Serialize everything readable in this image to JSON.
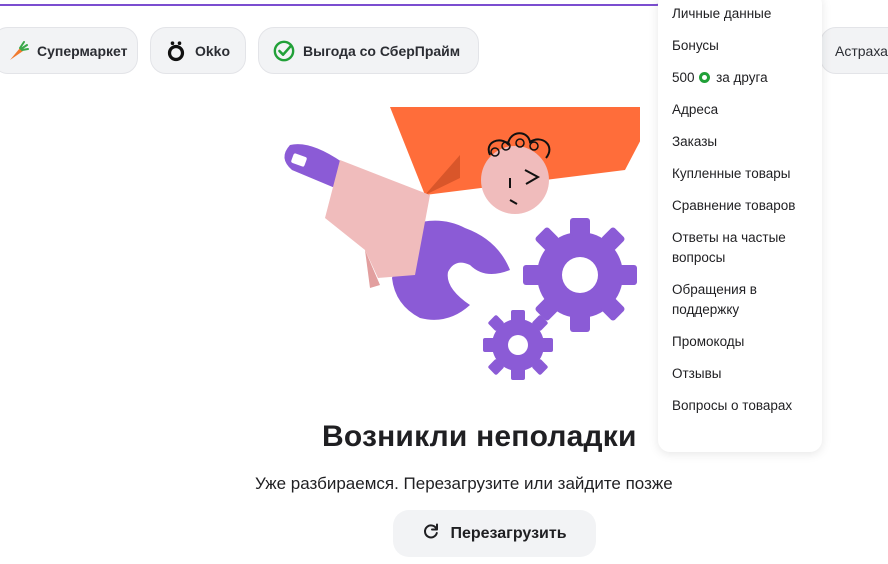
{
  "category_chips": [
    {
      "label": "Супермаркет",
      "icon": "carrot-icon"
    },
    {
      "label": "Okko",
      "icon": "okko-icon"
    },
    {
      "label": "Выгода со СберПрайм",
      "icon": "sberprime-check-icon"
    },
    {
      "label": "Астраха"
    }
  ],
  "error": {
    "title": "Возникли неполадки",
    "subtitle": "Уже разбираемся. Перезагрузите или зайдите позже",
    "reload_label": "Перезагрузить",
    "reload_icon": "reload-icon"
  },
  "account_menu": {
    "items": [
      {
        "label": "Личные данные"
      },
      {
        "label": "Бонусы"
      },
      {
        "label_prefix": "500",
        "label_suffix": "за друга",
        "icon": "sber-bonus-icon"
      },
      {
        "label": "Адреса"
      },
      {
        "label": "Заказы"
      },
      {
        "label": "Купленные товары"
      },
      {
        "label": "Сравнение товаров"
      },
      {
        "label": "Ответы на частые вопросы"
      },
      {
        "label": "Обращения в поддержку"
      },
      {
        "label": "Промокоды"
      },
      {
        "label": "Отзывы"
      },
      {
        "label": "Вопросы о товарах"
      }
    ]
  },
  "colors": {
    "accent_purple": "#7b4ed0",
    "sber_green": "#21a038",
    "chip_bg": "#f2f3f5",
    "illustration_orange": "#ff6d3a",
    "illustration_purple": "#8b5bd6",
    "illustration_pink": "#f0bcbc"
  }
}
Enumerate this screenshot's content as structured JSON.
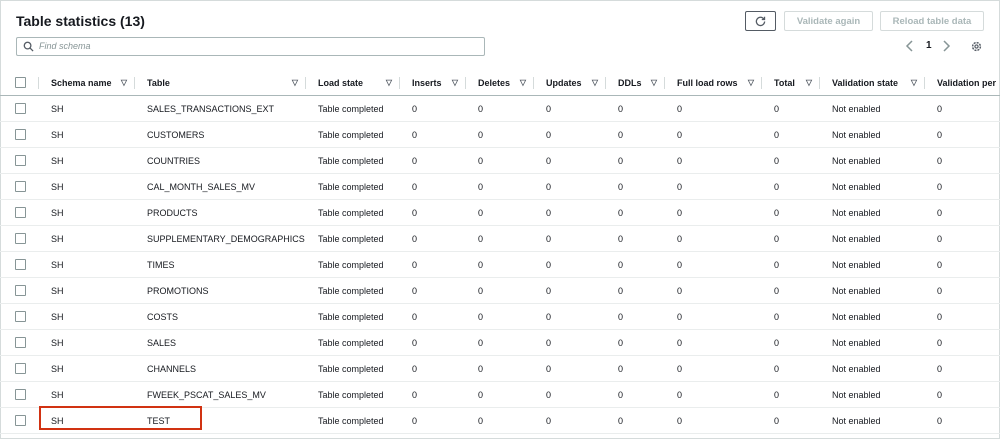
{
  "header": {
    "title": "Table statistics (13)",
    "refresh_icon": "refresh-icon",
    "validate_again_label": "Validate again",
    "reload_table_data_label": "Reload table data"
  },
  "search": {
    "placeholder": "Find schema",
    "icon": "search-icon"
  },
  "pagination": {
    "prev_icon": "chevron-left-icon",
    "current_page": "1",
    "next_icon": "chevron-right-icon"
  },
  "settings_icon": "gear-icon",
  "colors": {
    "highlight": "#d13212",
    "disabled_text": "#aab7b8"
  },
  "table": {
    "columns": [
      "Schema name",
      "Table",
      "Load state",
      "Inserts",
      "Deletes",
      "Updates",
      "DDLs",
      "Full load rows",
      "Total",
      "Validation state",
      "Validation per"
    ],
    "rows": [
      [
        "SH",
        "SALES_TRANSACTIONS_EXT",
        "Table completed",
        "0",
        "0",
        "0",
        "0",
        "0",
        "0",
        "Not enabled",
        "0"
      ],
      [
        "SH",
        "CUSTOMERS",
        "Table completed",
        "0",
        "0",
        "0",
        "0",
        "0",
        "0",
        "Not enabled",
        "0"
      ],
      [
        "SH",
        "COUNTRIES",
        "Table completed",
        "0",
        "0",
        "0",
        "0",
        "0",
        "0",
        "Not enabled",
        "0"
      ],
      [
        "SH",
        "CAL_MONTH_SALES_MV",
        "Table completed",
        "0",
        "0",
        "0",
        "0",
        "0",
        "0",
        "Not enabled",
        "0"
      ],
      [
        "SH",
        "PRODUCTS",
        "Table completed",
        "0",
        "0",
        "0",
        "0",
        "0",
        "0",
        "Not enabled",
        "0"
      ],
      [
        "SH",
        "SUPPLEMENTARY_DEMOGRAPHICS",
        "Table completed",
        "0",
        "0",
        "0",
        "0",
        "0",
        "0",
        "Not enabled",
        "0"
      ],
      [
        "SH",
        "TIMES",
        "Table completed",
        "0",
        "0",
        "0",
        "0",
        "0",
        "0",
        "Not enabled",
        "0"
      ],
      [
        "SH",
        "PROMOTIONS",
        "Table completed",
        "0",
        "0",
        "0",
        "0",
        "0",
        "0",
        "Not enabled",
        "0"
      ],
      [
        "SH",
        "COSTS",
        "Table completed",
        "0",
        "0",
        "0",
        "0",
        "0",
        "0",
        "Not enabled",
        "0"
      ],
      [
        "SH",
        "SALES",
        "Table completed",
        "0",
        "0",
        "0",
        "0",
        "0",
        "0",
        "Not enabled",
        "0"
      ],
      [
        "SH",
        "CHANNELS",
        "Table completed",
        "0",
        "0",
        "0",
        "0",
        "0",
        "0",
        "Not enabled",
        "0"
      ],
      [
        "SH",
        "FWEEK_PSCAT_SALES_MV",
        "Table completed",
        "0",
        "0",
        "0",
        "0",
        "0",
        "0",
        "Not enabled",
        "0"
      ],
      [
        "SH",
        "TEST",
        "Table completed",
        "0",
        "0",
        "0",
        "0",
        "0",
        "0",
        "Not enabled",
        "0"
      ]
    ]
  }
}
+ + + +
▸ **PROMPT**:
Select and copy every line of the material that holds the string "chevron".

▸ **THE RESPONSE**:
    "prev_icon": "chevron-left-icon",
    "next_icon": "chevron-right-icon"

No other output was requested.